DIRECTION =
Each entry must be reproduced precisely as it stands.

DATA PROVIDED =
>> start

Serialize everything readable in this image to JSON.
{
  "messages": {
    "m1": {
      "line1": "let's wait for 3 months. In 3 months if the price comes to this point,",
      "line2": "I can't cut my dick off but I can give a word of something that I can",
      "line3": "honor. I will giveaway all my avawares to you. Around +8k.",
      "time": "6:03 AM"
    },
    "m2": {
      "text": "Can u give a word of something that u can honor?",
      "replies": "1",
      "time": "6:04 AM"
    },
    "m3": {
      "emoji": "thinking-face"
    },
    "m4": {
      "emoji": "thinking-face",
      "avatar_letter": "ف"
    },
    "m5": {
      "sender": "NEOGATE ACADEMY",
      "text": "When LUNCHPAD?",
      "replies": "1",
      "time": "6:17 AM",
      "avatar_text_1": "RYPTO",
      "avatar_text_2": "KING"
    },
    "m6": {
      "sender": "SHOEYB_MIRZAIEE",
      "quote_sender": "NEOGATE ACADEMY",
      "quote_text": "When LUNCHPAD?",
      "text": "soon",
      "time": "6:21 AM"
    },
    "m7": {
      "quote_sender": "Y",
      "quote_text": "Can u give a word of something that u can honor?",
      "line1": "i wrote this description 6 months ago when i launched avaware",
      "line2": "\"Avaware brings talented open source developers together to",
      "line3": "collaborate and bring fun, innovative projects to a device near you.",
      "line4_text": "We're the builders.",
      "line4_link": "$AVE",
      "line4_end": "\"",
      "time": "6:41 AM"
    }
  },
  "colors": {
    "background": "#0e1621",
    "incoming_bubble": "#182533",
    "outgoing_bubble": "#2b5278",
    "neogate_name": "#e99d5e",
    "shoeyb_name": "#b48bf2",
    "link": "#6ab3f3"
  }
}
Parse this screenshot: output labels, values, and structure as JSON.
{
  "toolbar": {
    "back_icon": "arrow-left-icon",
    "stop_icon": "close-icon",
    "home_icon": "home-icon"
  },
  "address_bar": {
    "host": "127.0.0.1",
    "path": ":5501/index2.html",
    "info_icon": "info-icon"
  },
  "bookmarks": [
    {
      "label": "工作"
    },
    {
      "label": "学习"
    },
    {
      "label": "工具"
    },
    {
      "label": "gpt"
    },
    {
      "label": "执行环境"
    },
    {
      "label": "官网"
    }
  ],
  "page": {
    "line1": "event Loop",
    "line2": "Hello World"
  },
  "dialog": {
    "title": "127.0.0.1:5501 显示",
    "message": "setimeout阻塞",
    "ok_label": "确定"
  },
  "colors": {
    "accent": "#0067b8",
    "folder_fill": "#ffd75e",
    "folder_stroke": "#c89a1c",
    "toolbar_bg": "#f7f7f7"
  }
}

>> end

SOLUTION TO THIS EXERCISE =
Serialize everything readable in this image to JSON.
{
  "messages": {
    "m1": {
      "line1": "let's wait for 3 months. In 3 months if the price comes to this point,",
      "line2": "I can't cut my dick off but I can give a word of something that I can",
      "line3": "honor. I will giveaway all my avawares to you. Around +8k.",
      "time": "6:03 AM"
    },
    "m2": {
      "text": "Can u give a word of something that u can honor?",
      "replies": "1",
      "time": "6:04 AM"
    },
    "m3": {
      "emoji": "thinking-face"
    },
    "m4": {
      "emoji": "thinking-face",
      "avatar_letter": "ف"
    },
    "m5": {
      "sender": "NEOGATE ACADEMY",
      "text": "When LUNCHPAD?",
      "replies": "1",
      "time": "6:17 AM",
      "avatar_text_1": "RYPTO",
      "avatar_text_2": "KING"
    },
    "m6": {
      "sender": "SHOEYB_MIRZAIEE",
      "quote_sender": "NEOGATE ACADEMY",
      "quote_text": "When LUNCHPAD?",
      "text": "soon",
      "time": "6:21 AM"
    },
    "m7": {
      "quote_sender": "Y",
      "quote_text": "Can u give a word of something that u can honor?",
      "line1": "i wrote this description 6 months ago when i launched avaware",
      "line2": "\"Avaware brings talented open source developers together to",
      "line3": "collaborate and bring fun, innovative projects to a device near you.",
      "line4_text": "We're the builders.",
      "line4_link": "$AVE",
      "line4_end": "\"",
      "time": "6:41 AM"
    }
  },
  "colors": {
    "background": "#0e1621",
    "incoming_bubble": "#182533",
    "outgoing_bubble": "#2b5278",
    "neogate_name": "#e99d5e",
    "shoeyb_name": "#b48bf2",
    "link": "#6ab3f3"
  }
}
Parse this screenshot: output labels, values, and structure as JSON.
{
  "toolbar": {
    "back_icon": "arrow-left-icon",
    "stop_icon": "close-icon",
    "home_icon": "home-icon"
  },
  "address_bar": {
    "host": "127.0.0.1",
    "path": ":5501/index2.html",
    "info_icon": "info-icon"
  },
  "bookmarks": [
    {
      "label": "工作"
    },
    {
      "label": "学习"
    },
    {
      "label": "工具"
    },
    {
      "label": "gpt"
    },
    {
      "label": "执行环境"
    },
    {
      "label": "官网"
    }
  ],
  "page": {
    "line1": "event Loop",
    "line2": "Hello World"
  },
  "dialog": {
    "title": "127.0.0.1:5501 显示",
    "message": "setimeout阻塞",
    "ok_label": "确定"
  },
  "colors": {
    "accent": "#0067b8",
    "folder_fill": "#ffd75e",
    "folder_stroke": "#c89a1c",
    "toolbar_bg": "#f7f7f7"
  }
}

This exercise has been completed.